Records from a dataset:
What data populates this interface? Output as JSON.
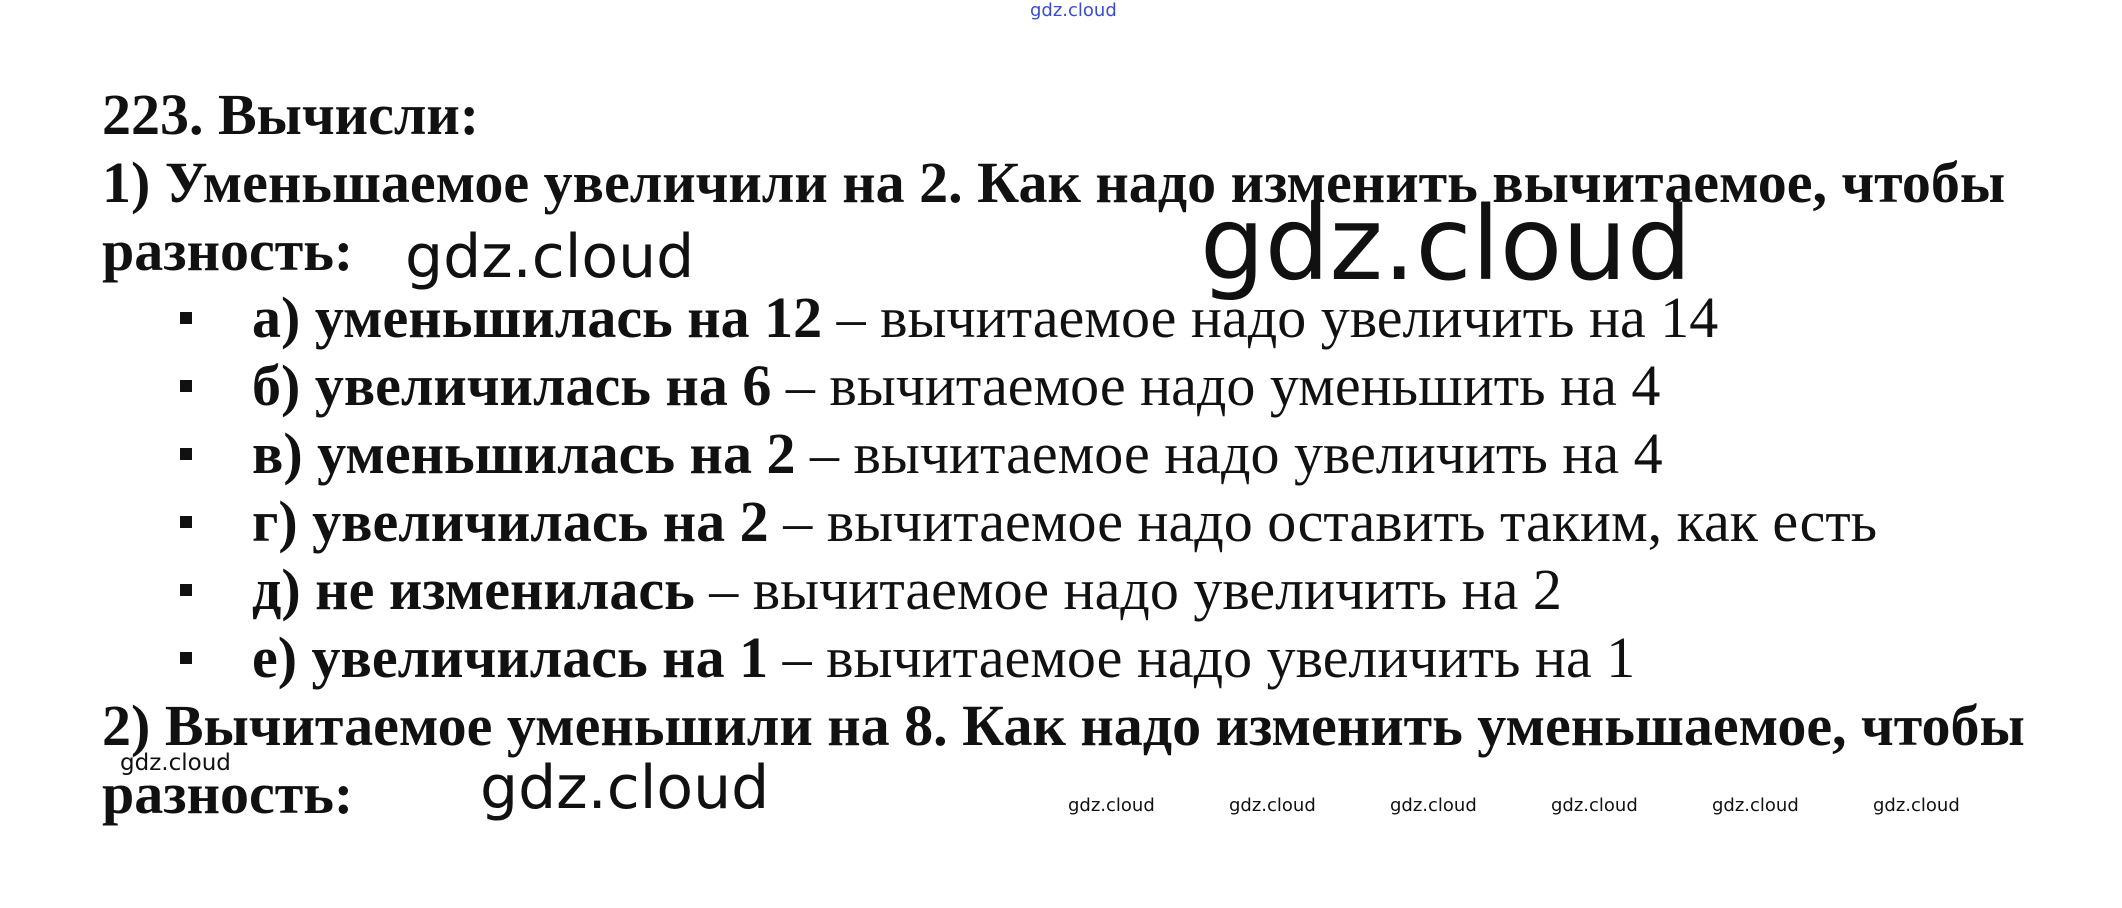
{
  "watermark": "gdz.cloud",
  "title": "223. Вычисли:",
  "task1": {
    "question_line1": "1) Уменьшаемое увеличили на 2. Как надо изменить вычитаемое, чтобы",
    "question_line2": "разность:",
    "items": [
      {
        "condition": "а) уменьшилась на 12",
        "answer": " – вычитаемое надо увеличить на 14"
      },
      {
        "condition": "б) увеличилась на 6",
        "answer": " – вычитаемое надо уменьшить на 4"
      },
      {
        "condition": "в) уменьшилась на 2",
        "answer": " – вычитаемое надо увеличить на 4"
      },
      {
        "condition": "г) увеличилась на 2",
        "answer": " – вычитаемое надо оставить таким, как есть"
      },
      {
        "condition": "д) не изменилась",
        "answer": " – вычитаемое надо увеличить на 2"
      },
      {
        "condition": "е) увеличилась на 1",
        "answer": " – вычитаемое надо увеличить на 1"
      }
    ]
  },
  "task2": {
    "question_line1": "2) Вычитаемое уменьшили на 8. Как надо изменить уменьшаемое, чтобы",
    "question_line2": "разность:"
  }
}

...

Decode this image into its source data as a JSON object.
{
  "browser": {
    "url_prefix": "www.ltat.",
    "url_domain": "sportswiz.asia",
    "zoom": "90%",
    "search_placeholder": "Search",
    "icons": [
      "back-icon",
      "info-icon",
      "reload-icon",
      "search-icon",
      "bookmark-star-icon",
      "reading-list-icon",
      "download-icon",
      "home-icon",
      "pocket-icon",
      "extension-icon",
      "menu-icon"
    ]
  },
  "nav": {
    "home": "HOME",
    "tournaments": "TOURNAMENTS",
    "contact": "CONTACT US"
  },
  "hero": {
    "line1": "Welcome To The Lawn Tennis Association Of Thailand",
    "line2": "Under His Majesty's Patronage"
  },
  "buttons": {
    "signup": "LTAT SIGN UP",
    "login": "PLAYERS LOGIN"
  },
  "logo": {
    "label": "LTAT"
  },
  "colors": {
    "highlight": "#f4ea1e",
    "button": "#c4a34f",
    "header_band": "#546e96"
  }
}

==

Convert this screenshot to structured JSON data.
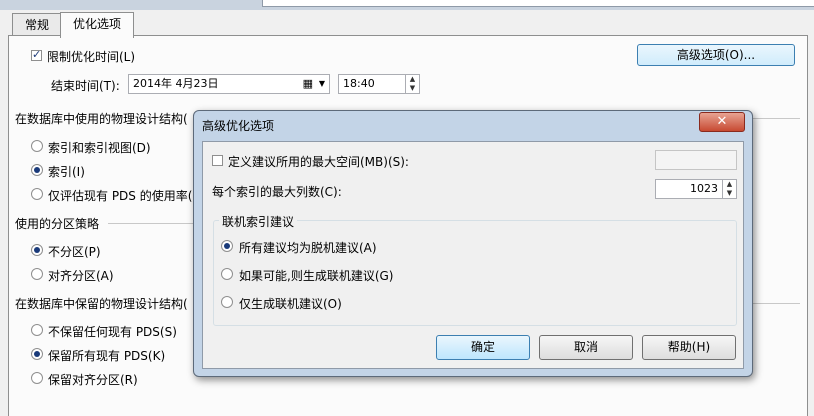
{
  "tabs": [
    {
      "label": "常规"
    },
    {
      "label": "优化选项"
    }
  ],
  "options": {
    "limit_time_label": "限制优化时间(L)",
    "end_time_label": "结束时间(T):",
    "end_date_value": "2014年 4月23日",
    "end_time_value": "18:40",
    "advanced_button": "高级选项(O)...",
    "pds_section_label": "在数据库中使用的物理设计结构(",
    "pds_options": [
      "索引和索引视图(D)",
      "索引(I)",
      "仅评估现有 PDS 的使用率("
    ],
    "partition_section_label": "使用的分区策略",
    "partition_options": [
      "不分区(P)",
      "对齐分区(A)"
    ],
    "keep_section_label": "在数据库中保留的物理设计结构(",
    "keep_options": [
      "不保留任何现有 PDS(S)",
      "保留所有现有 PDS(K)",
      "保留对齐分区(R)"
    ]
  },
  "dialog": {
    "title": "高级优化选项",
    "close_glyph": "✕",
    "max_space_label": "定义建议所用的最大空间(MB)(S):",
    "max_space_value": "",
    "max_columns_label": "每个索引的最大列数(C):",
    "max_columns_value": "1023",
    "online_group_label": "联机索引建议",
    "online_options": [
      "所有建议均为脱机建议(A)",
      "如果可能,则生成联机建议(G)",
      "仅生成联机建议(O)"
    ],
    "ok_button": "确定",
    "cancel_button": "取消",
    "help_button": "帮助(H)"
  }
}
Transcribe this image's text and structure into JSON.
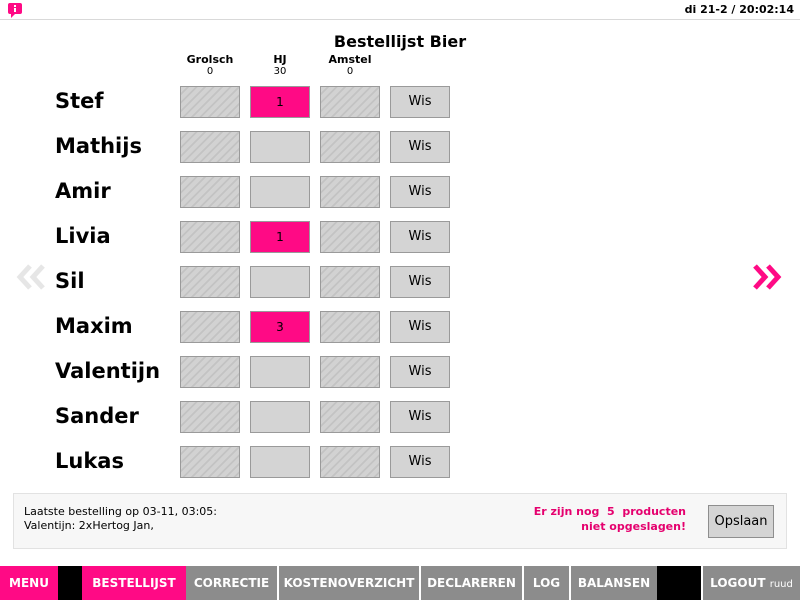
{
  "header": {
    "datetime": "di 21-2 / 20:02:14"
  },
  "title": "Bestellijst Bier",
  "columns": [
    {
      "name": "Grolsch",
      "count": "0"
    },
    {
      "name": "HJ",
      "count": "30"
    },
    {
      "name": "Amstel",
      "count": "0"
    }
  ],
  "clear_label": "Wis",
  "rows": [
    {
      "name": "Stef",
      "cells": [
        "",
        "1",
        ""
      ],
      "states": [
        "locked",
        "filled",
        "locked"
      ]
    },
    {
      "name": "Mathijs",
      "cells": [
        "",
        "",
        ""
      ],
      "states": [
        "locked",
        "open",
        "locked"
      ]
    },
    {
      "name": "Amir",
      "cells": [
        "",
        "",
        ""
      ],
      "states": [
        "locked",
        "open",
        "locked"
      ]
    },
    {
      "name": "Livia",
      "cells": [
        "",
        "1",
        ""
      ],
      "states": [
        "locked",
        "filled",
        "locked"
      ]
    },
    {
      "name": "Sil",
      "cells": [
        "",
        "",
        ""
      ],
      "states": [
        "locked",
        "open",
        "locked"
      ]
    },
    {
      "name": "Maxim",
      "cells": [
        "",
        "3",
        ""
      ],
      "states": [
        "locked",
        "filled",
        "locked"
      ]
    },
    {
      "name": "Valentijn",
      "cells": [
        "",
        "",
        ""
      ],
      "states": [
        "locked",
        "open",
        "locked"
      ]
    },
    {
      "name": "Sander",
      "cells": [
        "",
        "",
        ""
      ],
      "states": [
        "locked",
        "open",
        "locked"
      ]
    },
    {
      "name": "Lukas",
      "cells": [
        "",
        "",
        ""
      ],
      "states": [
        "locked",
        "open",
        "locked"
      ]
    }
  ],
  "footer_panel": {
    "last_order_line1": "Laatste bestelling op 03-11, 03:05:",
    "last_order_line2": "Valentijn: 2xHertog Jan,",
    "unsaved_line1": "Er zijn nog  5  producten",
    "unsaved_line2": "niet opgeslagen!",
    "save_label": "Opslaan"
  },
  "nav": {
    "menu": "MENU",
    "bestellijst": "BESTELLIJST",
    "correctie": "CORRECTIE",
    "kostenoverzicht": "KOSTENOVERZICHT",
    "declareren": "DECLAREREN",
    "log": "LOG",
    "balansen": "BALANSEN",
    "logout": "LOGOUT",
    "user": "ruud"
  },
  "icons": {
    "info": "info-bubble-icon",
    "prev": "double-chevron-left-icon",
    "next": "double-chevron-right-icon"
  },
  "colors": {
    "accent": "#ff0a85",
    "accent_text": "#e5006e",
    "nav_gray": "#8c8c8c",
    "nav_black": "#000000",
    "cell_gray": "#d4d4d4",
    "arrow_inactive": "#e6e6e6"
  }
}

[GIVEN REQUEST]
Reply with only the number of lines in the entries that contain the word "JSON".

[ANSWER TO THE EXERCISE]
4